◆ INSTRUCTION ◆
Reproduce the records below in full and without edits, omitting images.

## start EXTRACTED INFORMATION

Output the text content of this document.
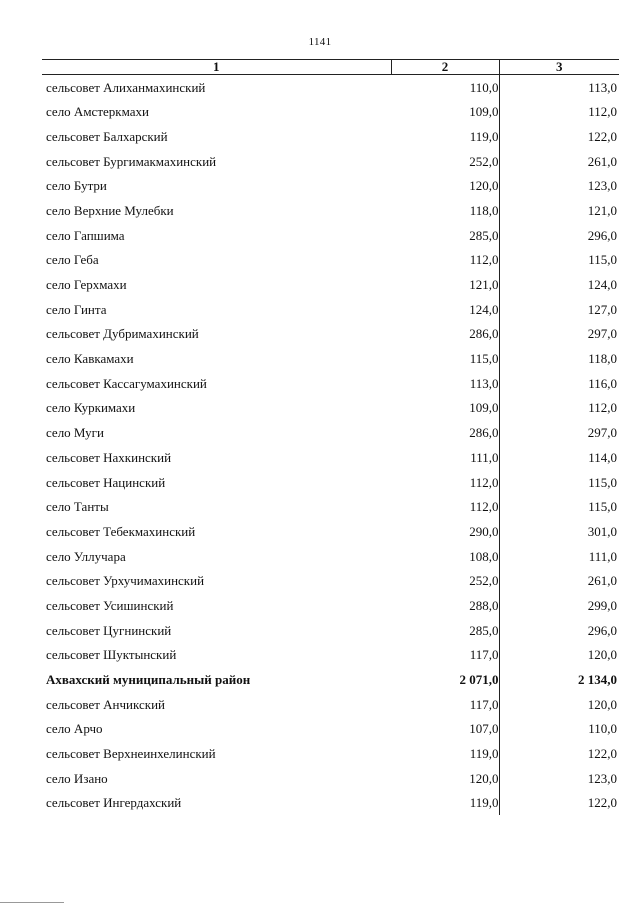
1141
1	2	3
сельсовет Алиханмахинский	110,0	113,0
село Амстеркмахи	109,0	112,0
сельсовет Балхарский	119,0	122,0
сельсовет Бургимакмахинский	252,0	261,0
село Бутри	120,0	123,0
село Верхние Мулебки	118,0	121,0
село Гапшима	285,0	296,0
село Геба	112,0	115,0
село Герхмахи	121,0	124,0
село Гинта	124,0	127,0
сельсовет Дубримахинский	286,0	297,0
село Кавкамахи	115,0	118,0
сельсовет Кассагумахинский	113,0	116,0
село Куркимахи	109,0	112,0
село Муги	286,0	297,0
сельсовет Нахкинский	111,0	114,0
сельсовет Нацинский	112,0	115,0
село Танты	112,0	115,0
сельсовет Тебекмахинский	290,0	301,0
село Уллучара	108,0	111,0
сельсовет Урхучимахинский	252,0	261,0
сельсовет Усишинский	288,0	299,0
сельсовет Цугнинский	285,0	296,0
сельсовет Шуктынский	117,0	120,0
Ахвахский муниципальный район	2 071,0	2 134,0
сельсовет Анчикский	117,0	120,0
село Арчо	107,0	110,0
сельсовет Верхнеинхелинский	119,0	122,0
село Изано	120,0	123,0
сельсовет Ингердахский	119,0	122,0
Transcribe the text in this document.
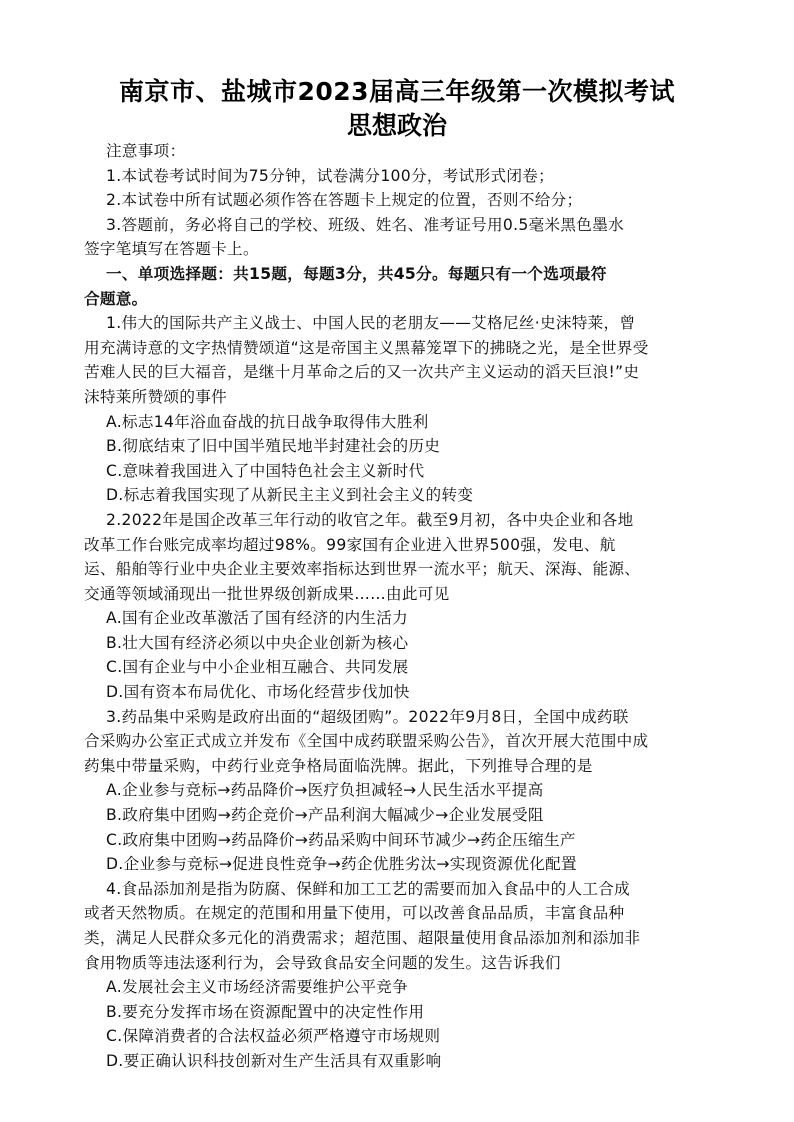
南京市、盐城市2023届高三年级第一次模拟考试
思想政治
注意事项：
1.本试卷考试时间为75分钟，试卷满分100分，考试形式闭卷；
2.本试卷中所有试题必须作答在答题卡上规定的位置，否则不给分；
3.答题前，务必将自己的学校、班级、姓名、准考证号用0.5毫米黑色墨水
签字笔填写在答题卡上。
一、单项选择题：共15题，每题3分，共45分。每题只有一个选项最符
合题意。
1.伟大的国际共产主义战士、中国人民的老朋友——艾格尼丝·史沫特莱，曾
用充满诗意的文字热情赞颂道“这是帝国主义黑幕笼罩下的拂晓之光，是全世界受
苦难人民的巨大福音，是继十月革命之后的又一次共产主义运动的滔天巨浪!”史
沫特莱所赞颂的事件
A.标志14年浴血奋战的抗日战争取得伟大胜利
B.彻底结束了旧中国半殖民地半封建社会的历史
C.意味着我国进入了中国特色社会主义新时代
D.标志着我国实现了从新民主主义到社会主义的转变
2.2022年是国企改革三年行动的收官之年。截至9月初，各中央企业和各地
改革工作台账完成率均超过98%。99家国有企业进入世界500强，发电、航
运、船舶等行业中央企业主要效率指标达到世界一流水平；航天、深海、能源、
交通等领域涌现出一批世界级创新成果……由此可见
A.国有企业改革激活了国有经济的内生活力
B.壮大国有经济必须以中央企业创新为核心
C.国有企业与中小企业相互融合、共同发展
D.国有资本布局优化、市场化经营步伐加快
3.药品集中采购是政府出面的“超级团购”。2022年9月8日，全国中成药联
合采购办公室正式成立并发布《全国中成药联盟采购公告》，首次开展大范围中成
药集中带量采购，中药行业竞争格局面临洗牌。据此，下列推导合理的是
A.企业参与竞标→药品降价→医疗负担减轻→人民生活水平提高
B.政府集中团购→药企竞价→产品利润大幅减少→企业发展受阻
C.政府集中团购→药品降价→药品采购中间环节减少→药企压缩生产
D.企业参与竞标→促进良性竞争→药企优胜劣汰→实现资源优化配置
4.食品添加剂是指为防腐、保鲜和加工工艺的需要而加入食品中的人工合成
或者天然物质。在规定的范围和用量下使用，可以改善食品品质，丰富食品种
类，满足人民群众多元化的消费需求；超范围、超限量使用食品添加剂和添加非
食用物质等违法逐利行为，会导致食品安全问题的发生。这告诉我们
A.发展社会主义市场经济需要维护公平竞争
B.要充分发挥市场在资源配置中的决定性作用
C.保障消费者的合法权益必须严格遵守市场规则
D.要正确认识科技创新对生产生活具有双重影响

## end EXTRACTED INFORMATION

◆ RESPONSE TO THIS TASK ◆
Output the text content of this document.
1141
1	2	3
сельсовет Алиханмахинский	110,0	113,0
село Амстеркмахи	109,0	112,0
сельсовет Балхарский	119,0	122,0
сельсовет Бургимакмахинский	252,0	261,0
село Бутри	120,0	123,0
село Верхние Мулебки	118,0	121,0
село Гапшима	285,0	296,0
село Геба	112,0	115,0
село Герхмахи	121,0	124,0
село Гинта	124,0	127,0
сельсовет Дубримахинский	286,0	297,0
село Кавкамахи	115,0	118,0
сельсовет Кассагумахинский	113,0	116,0
село Куркимахи	109,0	112,0
село Муги	286,0	297,0
сельсовет Нахкинский	111,0	114,0
сельсовет Нацинский	112,0	115,0
село Танты	112,0	115,0
сельсовет Тебекмахинский	290,0	301,0
село Уллучара	108,0	111,0
сельсовет Урхучимахинский	252,0	261,0
сельсовет Усишинский	288,0	299,0
сельсовет Цугнинский	285,0	296,0
сельсовет Шуктынский	117,0	120,0
Ахвахский муниципальный район	2 071,0	2 134,0
сельсовет Анчикский	117,0	120,0
село Арчо	107,0	110,0
сельсовет Верхнеинхелинский	119,0	122,0
село Изано	120,0	123,0
сельсовет Ингердахский	119,0	122,0
Transcribe the text in this document.
南京市、盐城市2023届高三年级第一次模拟考试
思想政治
注意事项：
1.本试卷考试时间为75分钟，试卷满分100分，考试形式闭卷；
2.本试卷中所有试题必须作答在答题卡上规定的位置，否则不给分；
3.答题前，务必将自己的学校、班级、姓名、准考证号用0.5毫米黑色墨水
签字笔填写在答题卡上。
一、单项选择题：共15题，每题3分，共45分。每题只有一个选项最符
合题意。
1.伟大的国际共产主义战士、中国人民的老朋友——艾格尼丝·史沫特莱，曾
用充满诗意的文字热情赞颂道“这是帝国主义黑幕笼罩下的拂晓之光，是全世界受
苦难人民的巨大福音，是继十月革命之后的又一次共产主义运动的滔天巨浪!”史
沫特莱所赞颂的事件
A.标志14年浴血奋战的抗日战争取得伟大胜利
B.彻底结束了旧中国半殖民地半封建社会的历史
C.意味着我国进入了中国特色社会主义新时代
D.标志着我国实现了从新民主主义到社会主义的转变
2.2022年是国企改革三年行动的收官之年。截至9月初，各中央企业和各地
改革工作台账完成率均超过98%。99家国有企业进入世界500强，发电、航
运、船舶等行业中央企业主要效率指标达到世界一流水平；航天、深海、能源、
交通等领域涌现出一批世界级创新成果……由此可见
A.国有企业改革激活了国有经济的内生活力
B.壮大国有经济必须以中央企业创新为核心
C.国有企业与中小企业相互融合、共同发展
D.国有资本布局优化、市场化经营步伐加快
3.药品集中采购是政府出面的“超级团购”。2022年9月8日，全国中成药联
合采购办公室正式成立并发布《全国中成药联盟采购公告》，首次开展大范围中成
药集中带量采购，中药行业竞争格局面临洗牌。据此，下列推导合理的是
A.企业参与竞标→药品降价→医疗负担减轻→人民生活水平提高
B.政府集中团购→药企竞价→产品利润大幅减少→企业发展受阻
C.政府集中团购→药品降价→药品采购中间环节减少→药企压缩生产
D.企业参与竞标→促进良性竞争→药企优胜劣汰→实现资源优化配置
4.食品添加剂是指为防腐、保鲜和加工工艺的需要而加入食品中的人工合成
或者天然物质。在规定的范围和用量下使用，可以改善食品品质，丰富食品种
类，满足人民群众多元化的消费需求；超范围、超限量使用食品添加剂和添加非
食用物质等违法逐利行为，会导致食品安全问题的发生。这告诉我们
A.发展社会主义市场经济需要维护公平竞争
B.要充分发挥市场在资源配置中的决定性作用
C.保障消费者的合法权益必须严格遵守市场规则
D.要正确认识科技创新对生产生活具有双重影响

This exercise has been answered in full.